[SET EXERCISE]: Quote the whole listing exactly. Leave the pictures out of your copy.

[EXCERPTED DATA]:
>> START

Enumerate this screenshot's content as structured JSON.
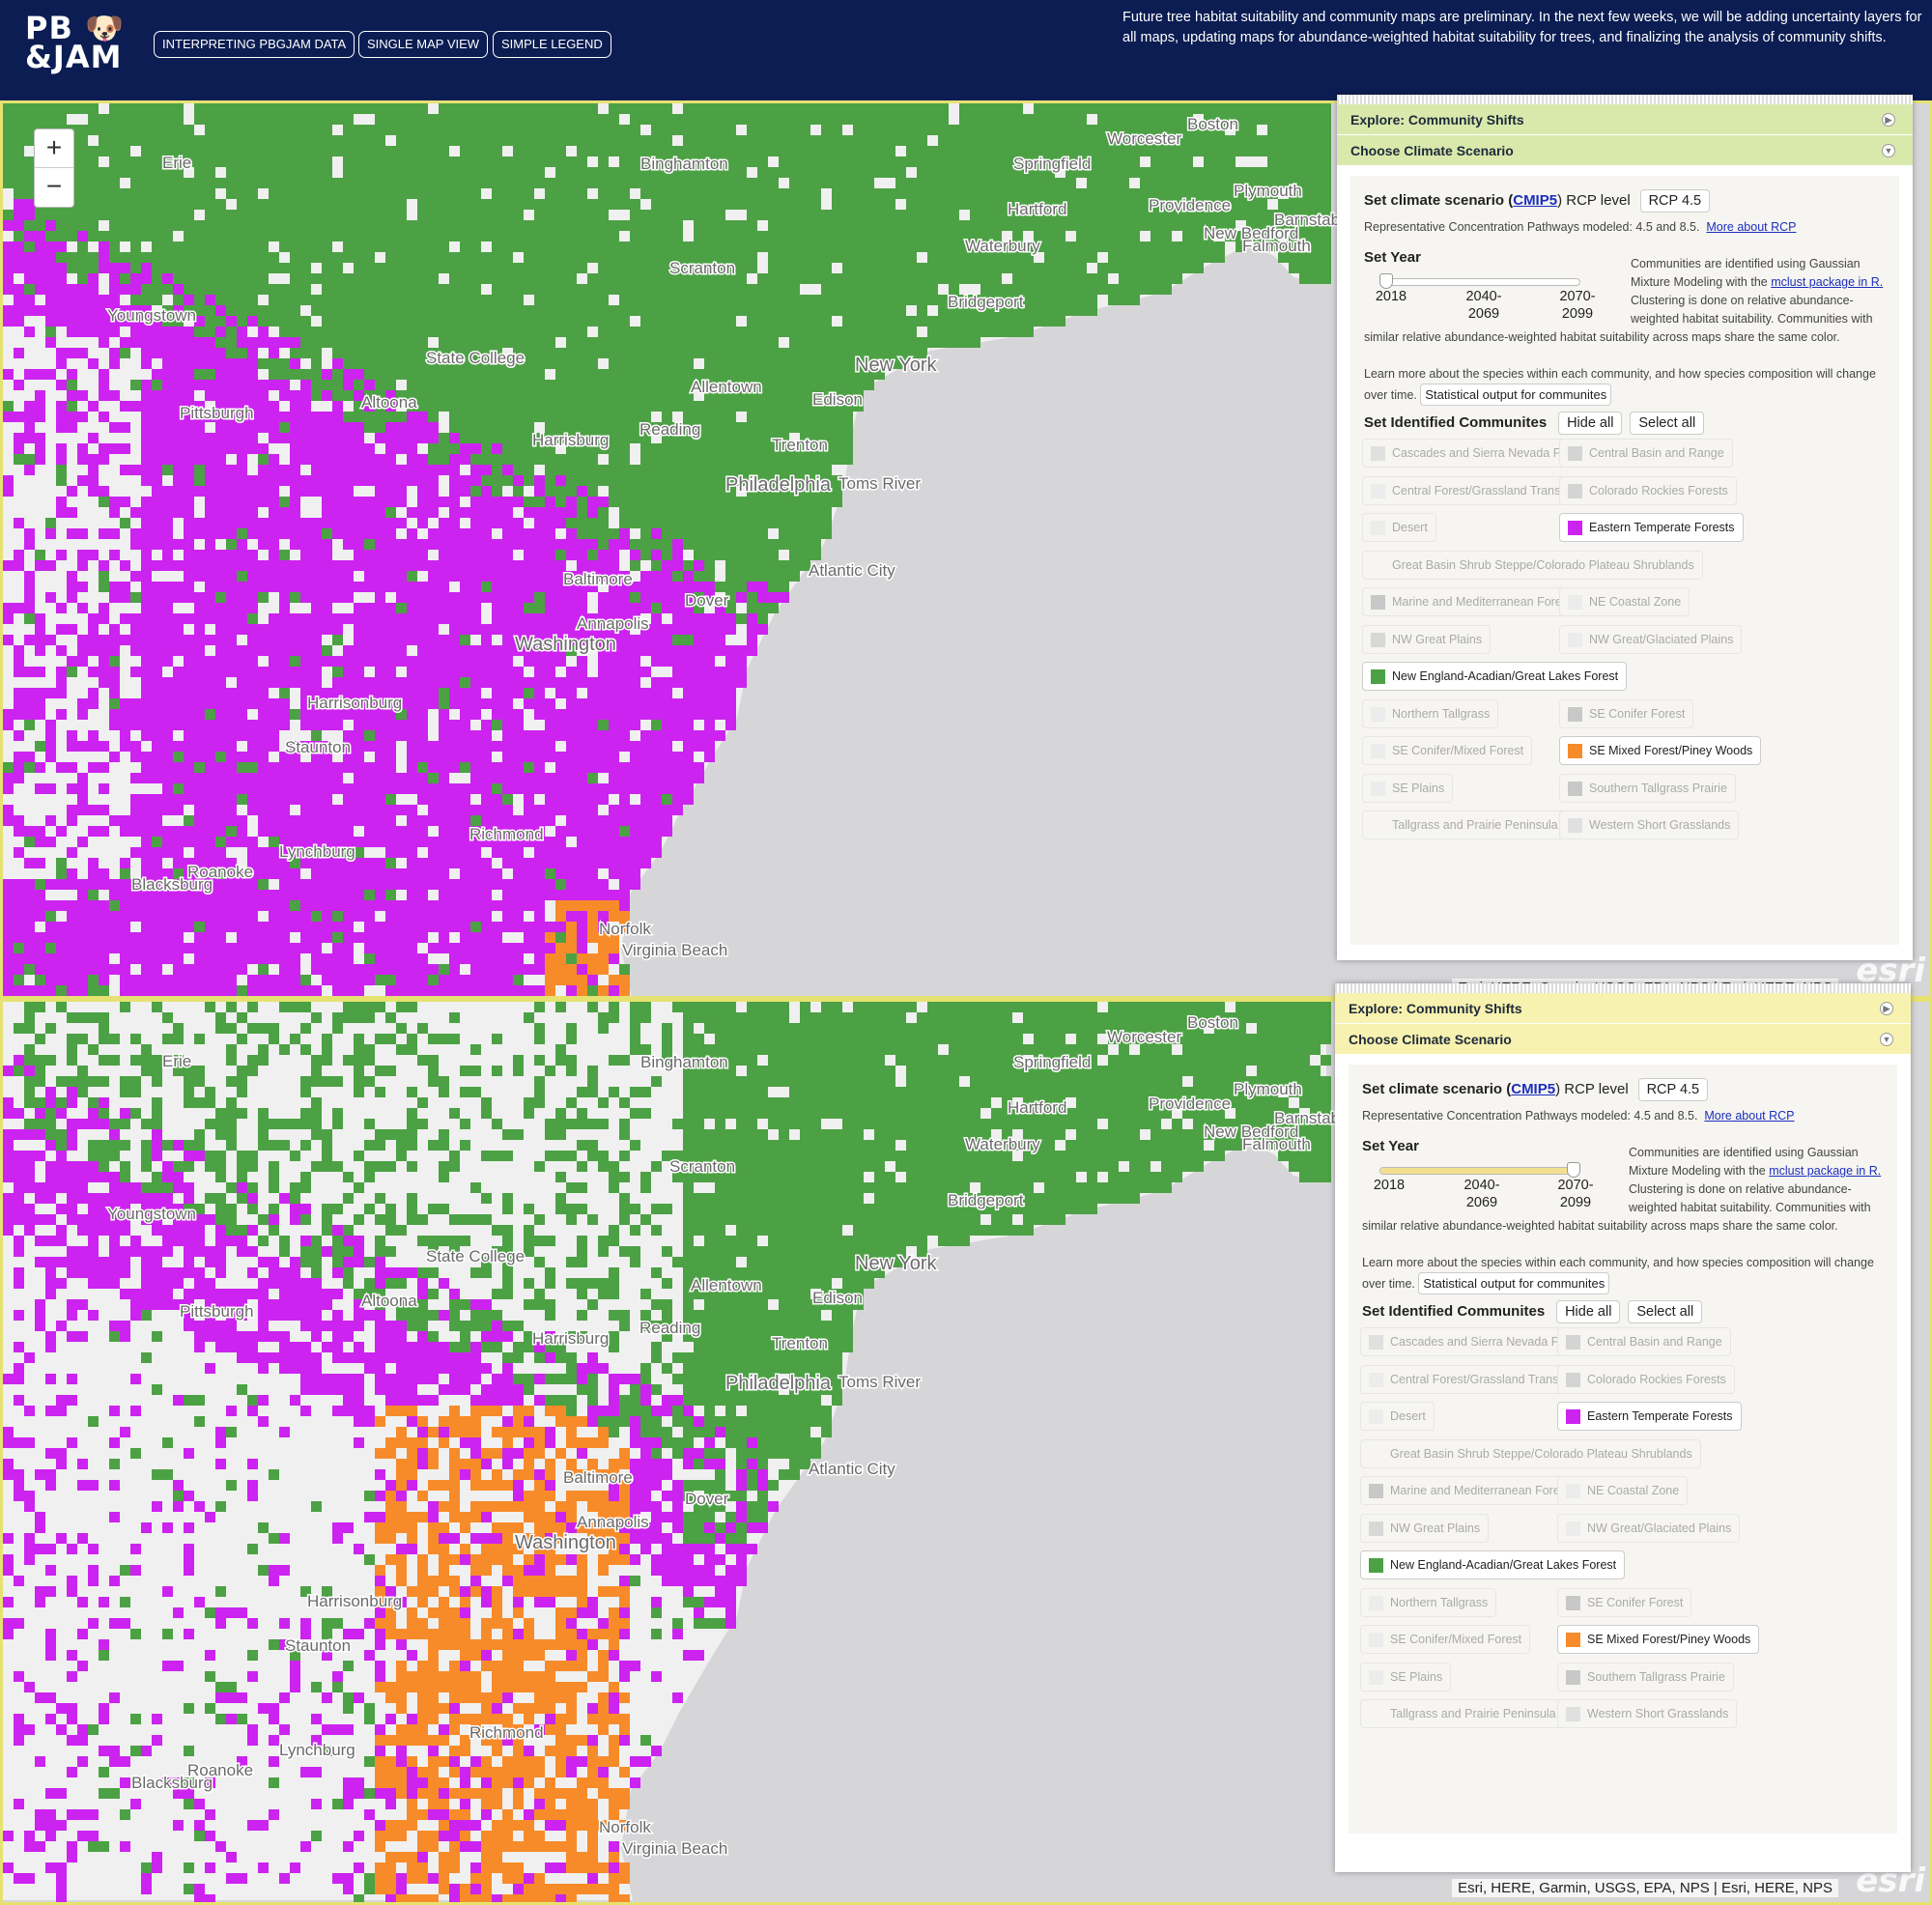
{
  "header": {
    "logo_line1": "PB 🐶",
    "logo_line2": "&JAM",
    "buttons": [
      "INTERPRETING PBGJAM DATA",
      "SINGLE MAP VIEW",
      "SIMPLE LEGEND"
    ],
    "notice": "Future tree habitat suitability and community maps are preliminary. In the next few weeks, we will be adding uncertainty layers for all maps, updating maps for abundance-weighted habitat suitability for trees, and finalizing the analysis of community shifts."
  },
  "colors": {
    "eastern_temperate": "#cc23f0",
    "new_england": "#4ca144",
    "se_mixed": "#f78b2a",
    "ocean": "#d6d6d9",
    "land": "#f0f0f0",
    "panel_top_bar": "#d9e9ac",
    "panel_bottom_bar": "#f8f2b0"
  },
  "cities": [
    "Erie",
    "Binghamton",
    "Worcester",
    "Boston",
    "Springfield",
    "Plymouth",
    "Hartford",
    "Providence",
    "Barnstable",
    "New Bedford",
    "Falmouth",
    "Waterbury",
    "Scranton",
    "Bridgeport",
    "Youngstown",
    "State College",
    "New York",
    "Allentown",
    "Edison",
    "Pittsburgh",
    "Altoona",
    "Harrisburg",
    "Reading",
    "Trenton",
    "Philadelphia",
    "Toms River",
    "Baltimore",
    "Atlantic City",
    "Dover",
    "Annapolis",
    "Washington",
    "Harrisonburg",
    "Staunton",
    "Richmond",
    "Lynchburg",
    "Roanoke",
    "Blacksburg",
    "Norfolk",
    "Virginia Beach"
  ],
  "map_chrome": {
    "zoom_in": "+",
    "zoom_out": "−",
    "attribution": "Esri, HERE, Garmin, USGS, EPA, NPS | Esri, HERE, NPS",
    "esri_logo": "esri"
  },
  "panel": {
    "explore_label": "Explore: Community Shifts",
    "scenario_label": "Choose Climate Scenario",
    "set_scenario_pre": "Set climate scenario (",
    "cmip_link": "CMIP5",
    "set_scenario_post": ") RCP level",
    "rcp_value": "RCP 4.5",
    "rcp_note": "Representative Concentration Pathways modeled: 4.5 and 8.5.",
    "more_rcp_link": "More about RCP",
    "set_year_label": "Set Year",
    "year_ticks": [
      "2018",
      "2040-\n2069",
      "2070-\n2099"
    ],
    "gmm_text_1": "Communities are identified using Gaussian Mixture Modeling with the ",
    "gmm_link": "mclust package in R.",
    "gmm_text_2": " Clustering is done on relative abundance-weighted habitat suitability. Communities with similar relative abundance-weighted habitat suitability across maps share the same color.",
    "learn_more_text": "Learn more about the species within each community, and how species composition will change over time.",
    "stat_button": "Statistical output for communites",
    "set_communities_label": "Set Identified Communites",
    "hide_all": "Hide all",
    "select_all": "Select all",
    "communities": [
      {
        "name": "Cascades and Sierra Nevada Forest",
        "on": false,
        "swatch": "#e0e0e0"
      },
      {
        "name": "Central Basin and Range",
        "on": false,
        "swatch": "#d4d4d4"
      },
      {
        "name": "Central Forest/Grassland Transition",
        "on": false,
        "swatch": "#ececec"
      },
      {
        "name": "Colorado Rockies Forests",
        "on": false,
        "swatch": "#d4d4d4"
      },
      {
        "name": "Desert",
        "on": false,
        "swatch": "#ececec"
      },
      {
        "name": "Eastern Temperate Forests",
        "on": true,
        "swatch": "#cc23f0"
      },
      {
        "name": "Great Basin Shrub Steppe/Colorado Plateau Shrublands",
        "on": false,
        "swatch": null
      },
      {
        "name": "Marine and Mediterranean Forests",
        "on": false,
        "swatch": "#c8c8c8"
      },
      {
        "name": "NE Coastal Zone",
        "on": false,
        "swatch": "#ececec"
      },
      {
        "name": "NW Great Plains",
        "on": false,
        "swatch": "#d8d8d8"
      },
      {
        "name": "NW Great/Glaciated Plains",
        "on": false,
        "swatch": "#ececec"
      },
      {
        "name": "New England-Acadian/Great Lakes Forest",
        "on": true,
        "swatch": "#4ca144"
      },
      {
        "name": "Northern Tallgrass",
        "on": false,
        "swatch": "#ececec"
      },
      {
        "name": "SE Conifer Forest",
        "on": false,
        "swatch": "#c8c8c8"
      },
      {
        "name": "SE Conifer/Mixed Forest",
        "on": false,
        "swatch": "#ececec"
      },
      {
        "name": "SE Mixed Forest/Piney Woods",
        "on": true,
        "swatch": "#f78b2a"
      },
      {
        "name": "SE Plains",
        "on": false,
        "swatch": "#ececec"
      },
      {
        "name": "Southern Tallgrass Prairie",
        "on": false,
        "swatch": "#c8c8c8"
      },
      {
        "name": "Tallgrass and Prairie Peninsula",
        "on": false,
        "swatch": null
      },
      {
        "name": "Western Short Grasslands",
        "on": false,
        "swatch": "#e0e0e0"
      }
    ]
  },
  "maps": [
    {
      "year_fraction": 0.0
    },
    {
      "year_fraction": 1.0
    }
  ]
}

>> END

[SOLUTION TO THIS PROBLEM]:
Enumerate this screenshot's content as structured JSON.
{
  "header": {
    "logo_line1": "PB 🐶",
    "logo_line2": "&JAM",
    "buttons": [
      "INTERPRETING PBGJAM DATA",
      "SINGLE MAP VIEW",
      "SIMPLE LEGEND"
    ],
    "notice": "Future tree habitat suitability and community maps are preliminary. In the next few weeks, we will be adding uncertainty layers for all maps, updating maps for abundance-weighted habitat suitability for trees, and finalizing the analysis of community shifts."
  },
  "colors": {
    "eastern_temperate": "#cc23f0",
    "new_england": "#4ca144",
    "se_mixed": "#f78b2a",
    "ocean": "#d6d6d9",
    "land": "#f0f0f0",
    "panel_top_bar": "#d9e9ac",
    "panel_bottom_bar": "#f8f2b0"
  },
  "cities": [
    "Erie",
    "Binghamton",
    "Worcester",
    "Boston",
    "Springfield",
    "Plymouth",
    "Hartford",
    "Providence",
    "Barnstable",
    "New Bedford",
    "Falmouth",
    "Waterbury",
    "Scranton",
    "Bridgeport",
    "Youngstown",
    "State College",
    "New York",
    "Allentown",
    "Edison",
    "Pittsburgh",
    "Altoona",
    "Harrisburg",
    "Reading",
    "Trenton",
    "Philadelphia",
    "Toms River",
    "Baltimore",
    "Atlantic City",
    "Dover",
    "Annapolis",
    "Washington",
    "Harrisonburg",
    "Staunton",
    "Richmond",
    "Lynchburg",
    "Roanoke",
    "Blacksburg",
    "Norfolk",
    "Virginia Beach"
  ],
  "map_chrome": {
    "zoom_in": "+",
    "zoom_out": "−",
    "attribution": "Esri, HERE, Garmin, USGS, EPA, NPS | Esri, HERE, NPS",
    "esri_logo": "esri"
  },
  "panel": {
    "explore_label": "Explore: Community Shifts",
    "scenario_label": "Choose Climate Scenario",
    "set_scenario_pre": "Set climate scenario (",
    "cmip_link": "CMIP5",
    "set_scenario_post": ") RCP level",
    "rcp_value": "RCP 4.5",
    "rcp_note": "Representative Concentration Pathways modeled: 4.5 and 8.5.",
    "more_rcp_link": "More about RCP",
    "set_year_label": "Set Year",
    "year_ticks": [
      "2018",
      "2040-\n2069",
      "2070-\n2099"
    ],
    "gmm_text_1": "Communities are identified using Gaussian Mixture Modeling with the ",
    "gmm_link": "mclust package in R.",
    "gmm_text_2": " Clustering is done on relative abundance-weighted habitat suitability. Communities with similar relative abundance-weighted habitat suitability across maps share the same color.",
    "learn_more_text": "Learn more about the species within each community, and how species composition will change over time.",
    "stat_button": "Statistical output for communites",
    "set_communities_label": "Set Identified Communites",
    "hide_all": "Hide all",
    "select_all": "Select all",
    "communities": [
      {
        "name": "Cascades and Sierra Nevada Forest",
        "on": false,
        "swatch": "#e0e0e0"
      },
      {
        "name": "Central Basin and Range",
        "on": false,
        "swatch": "#d4d4d4"
      },
      {
        "name": "Central Forest/Grassland Transition",
        "on": false,
        "swatch": "#ececec"
      },
      {
        "name": "Colorado Rockies Forests",
        "on": false,
        "swatch": "#d4d4d4"
      },
      {
        "name": "Desert",
        "on": false,
        "swatch": "#ececec"
      },
      {
        "name": "Eastern Temperate Forests",
        "on": true,
        "swatch": "#cc23f0"
      },
      {
        "name": "Great Basin Shrub Steppe/Colorado Plateau Shrublands",
        "on": false,
        "swatch": null
      },
      {
        "name": "Marine and Mediterranean Forests",
        "on": false,
        "swatch": "#c8c8c8"
      },
      {
        "name": "NE Coastal Zone",
        "on": false,
        "swatch": "#ececec"
      },
      {
        "name": "NW Great Plains",
        "on": false,
        "swatch": "#d8d8d8"
      },
      {
        "name": "NW Great/Glaciated Plains",
        "on": false,
        "swatch": "#ececec"
      },
      {
        "name": "New England-Acadian/Great Lakes Forest",
        "on": true,
        "swatch": "#4ca144"
      },
      {
        "name": "Northern Tallgrass",
        "on": false,
        "swatch": "#ececec"
      },
      {
        "name": "SE Conifer Forest",
        "on": false,
        "swatch": "#c8c8c8"
      },
      {
        "name": "SE Conifer/Mixed Forest",
        "on": false,
        "swatch": "#ececec"
      },
      {
        "name": "SE Mixed Forest/Piney Woods",
        "on": true,
        "swatch": "#f78b2a"
      },
      {
        "name": "SE Plains",
        "on": false,
        "swatch": "#ececec"
      },
      {
        "name": "Southern Tallgrass Prairie",
        "on": false,
        "swatch": "#c8c8c8"
      },
      {
        "name": "Tallgrass and Prairie Peninsula",
        "on": false,
        "swatch": null
      },
      {
        "name": "Western Short Grasslands",
        "on": false,
        "swatch": "#e0e0e0"
      }
    ]
  },
  "maps": [
    {
      "year_fraction": 0.0
    },
    {
      "year_fraction": 1.0
    }
  ]
}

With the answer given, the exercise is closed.